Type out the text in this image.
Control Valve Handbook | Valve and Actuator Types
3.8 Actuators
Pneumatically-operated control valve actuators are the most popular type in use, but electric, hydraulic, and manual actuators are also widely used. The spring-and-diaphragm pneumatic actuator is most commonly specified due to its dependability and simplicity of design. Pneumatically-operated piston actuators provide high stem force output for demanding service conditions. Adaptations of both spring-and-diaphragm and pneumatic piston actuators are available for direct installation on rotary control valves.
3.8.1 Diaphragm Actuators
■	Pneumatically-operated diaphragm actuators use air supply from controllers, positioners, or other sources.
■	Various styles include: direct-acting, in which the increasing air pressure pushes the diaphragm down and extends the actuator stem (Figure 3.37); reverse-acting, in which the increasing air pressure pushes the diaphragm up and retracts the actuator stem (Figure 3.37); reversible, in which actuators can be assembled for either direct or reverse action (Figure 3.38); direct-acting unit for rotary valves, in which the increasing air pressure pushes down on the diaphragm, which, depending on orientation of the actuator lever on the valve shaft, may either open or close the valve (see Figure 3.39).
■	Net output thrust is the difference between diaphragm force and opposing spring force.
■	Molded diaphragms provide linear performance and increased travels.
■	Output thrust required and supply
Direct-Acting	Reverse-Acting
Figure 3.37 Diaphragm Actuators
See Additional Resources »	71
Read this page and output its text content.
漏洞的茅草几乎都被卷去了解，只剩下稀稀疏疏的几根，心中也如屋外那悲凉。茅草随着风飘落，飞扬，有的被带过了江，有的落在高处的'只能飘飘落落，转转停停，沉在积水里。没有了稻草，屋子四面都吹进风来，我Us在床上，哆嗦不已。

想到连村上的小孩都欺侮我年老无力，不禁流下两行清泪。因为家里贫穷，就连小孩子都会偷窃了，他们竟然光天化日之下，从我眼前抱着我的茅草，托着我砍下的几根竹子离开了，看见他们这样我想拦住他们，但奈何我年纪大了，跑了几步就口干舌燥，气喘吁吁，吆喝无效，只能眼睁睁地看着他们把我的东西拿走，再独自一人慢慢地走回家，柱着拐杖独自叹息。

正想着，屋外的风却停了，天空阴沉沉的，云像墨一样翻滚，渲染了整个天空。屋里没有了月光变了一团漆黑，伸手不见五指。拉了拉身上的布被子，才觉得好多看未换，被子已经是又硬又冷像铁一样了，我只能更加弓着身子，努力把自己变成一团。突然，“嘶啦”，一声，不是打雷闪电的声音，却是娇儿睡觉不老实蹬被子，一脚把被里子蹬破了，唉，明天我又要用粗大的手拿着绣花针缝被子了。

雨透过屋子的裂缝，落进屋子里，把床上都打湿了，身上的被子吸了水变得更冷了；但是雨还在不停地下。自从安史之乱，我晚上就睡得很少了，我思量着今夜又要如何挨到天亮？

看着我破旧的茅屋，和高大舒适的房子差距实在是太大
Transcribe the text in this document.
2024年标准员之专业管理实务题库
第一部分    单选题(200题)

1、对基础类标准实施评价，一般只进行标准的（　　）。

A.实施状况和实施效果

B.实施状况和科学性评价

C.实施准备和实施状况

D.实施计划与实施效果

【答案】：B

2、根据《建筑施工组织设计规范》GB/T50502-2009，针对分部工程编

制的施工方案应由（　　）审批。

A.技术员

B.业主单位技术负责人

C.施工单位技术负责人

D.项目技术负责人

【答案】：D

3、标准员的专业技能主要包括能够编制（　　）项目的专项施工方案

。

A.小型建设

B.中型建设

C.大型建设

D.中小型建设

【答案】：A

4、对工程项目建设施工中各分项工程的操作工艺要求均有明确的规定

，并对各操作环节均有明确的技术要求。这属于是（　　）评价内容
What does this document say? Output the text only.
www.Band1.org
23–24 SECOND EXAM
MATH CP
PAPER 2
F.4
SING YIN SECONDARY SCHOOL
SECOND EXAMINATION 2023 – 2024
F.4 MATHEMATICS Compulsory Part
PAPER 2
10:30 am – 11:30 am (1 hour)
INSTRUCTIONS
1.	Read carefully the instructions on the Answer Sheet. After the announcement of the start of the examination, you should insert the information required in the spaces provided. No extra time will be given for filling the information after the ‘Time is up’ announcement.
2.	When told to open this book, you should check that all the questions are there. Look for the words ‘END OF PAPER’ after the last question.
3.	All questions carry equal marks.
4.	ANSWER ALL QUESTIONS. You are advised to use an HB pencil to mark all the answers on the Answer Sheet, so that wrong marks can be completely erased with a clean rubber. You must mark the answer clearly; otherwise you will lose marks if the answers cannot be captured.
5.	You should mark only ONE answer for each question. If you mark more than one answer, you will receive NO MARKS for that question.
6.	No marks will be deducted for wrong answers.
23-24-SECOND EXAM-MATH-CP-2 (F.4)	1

================================

**Your goal**
Repeat the entries exactly, all of them.

**Answer to this exercise**
Type out the text in this image.
Control Valve Handbook | Valve and Actuator Types
3.8 Actuators
Pneumatically-operated control valve actuators are the most popular type in use, but electric, hydraulic, and manual actuators are also widely used. The spring-and-diaphragm pneumatic actuator is most commonly specified due to its dependability and simplicity of design. Pneumatically-operated piston actuators provide high stem force output for demanding service conditions. Adaptations of both spring-and-diaphragm and pneumatic piston actuators are available for direct installation on rotary control valves.
3.8.1 Diaphragm Actuators
■	Pneumatically-operated diaphragm actuators use air supply from controllers, positioners, or other sources.
■	Various styles include: direct-acting, in which the increasing air pressure pushes the diaphragm down and extends the actuator stem (Figure 3.37); reverse-acting, in which the increasing air pressure pushes the diaphragm up and retracts the actuator stem (Figure 3.37); reversible, in which actuators can be assembled for either direct or reverse action (Figure 3.38); direct-acting unit for rotary valves, in which the increasing air pressure pushes down on the diaphragm, which, depending on orientation of the actuator lever on the valve shaft, may either open or close the valve (see Figure 3.39).
■	Net output thrust is the difference between diaphragm force and opposing spring force.
■	Molded diaphragms provide linear performance and increased travels.
■	Output thrust required and supply
Direct-Acting	Reverse-Acting
Figure 3.37 Diaphragm Actuators
See Additional Resources »	71
Read this page and output its text content.
漏洞的茅草几乎都被卷去了解，只剩下稀稀疏疏的几根，心中也如屋外那悲凉。茅草随着风飘落，飞扬，有的被带过了江，有的落在高处的'只能飘飘落落，转转停停，沉在积水里。没有了稻草，屋子四面都吹进风来，我Us在床上，哆嗦不已。

想到连村上的小孩都欺侮我年老无力，不禁流下两行清泪。因为家里贫穷，就连小孩子都会偷窃了，他们竟然光天化日之下，从我眼前抱着我的茅草，托着我砍下的几根竹子离开了，看见他们这样我想拦住他们，但奈何我年纪大了，跑了几步就口干舌燥，气喘吁吁，吆喝无效，只能眼睁睁地看着他们把我的东西拿走，再独自一人慢慢地走回家，柱着拐杖独自叹息。

正想着，屋外的风却停了，天空阴沉沉的，云像墨一样翻滚，渲染了整个天空。屋里没有了月光变了一团漆黑，伸手不见五指。拉了拉身上的布被子，才觉得好多看未换，被子已经是又硬又冷像铁一样了，我只能更加弓着身子，努力把自己变成一团。突然，“嘶啦”，一声，不是打雷闪电的声音，却是娇儿睡觉不老实蹬被子，一脚把被里子蹬破了，唉，明天我又要用粗大的手拿着绣花针缝被子了。

雨透过屋子的裂缝，落进屋子里，把床上都打湿了，身上的被子吸了水变得更冷了；但是雨还在不停地下。自从安史之乱，我晚上就睡得很少了，我思量着今夜又要如何挨到天亮？

看着我破旧的茅屋，和高大舒适的房子差距实在是太大
Transcribe the text in this document.
2024年标准员之专业管理实务题库
第一部分    单选题(200题)

1、对基础类标准实施评价，一般只进行标准的（　　）。

A.实施状况和实施效果

B.实施状况和科学性评价

C.实施准备和实施状况

D.实施计划与实施效果

【答案】：B

2、根据《建筑施工组织设计规范》GB/T50502-2009，针对分部工程编

制的施工方案应由（　　）审批。

A.技术员

B.业主单位技术负责人

C.施工单位技术负责人

D.项目技术负责人

【答案】：D

3、标准员的专业技能主要包括能够编制（　　）项目的专项施工方案

。

A.小型建设

B.中型建设

C.大型建设

D.中小型建设

【答案】：A

4、对工程项目建设施工中各分项工程的操作工艺要求均有明确的规定

，并对各操作环节均有明确的技术要求。这属于是（　　）评价内容
What does this document say? Output the text only.
www.Band1.org
23–24 SECOND EXAM
MATH CP
PAPER 2
F.4
SING YIN SECONDARY SCHOOL
SECOND EXAMINATION 2023 – 2024
F.4 MATHEMATICS Compulsory Part
PAPER 2
10:30 am – 11:30 am (1 hour)
INSTRUCTIONS
1.	Read carefully the instructions on the Answer Sheet. After the announcement of the start of the examination, you should insert the information required in the spaces provided. No extra time will be given for filling the information after the ‘Time is up’ announcement.
2.	When told to open this book, you should check that all the questions are there. Look for the words ‘END OF PAPER’ after the last question.
3.	All questions carry equal marks.
4.	ANSWER ALL QUESTIONS. You are advised to use an HB pencil to mark all the answers on the Answer Sheet, so that wrong marks can be completely erased with a clean rubber. You must mark the answer clearly; otherwise you will lose marks if the answers cannot be captured.
5.	You should mark only ONE answer for each question. If you mark more than one answer, you will receive NO MARKS for that question.
6.	No marks will be deducted for wrong answers.
23-24-SECOND EXAM-MATH-CP-2 (F.4)	1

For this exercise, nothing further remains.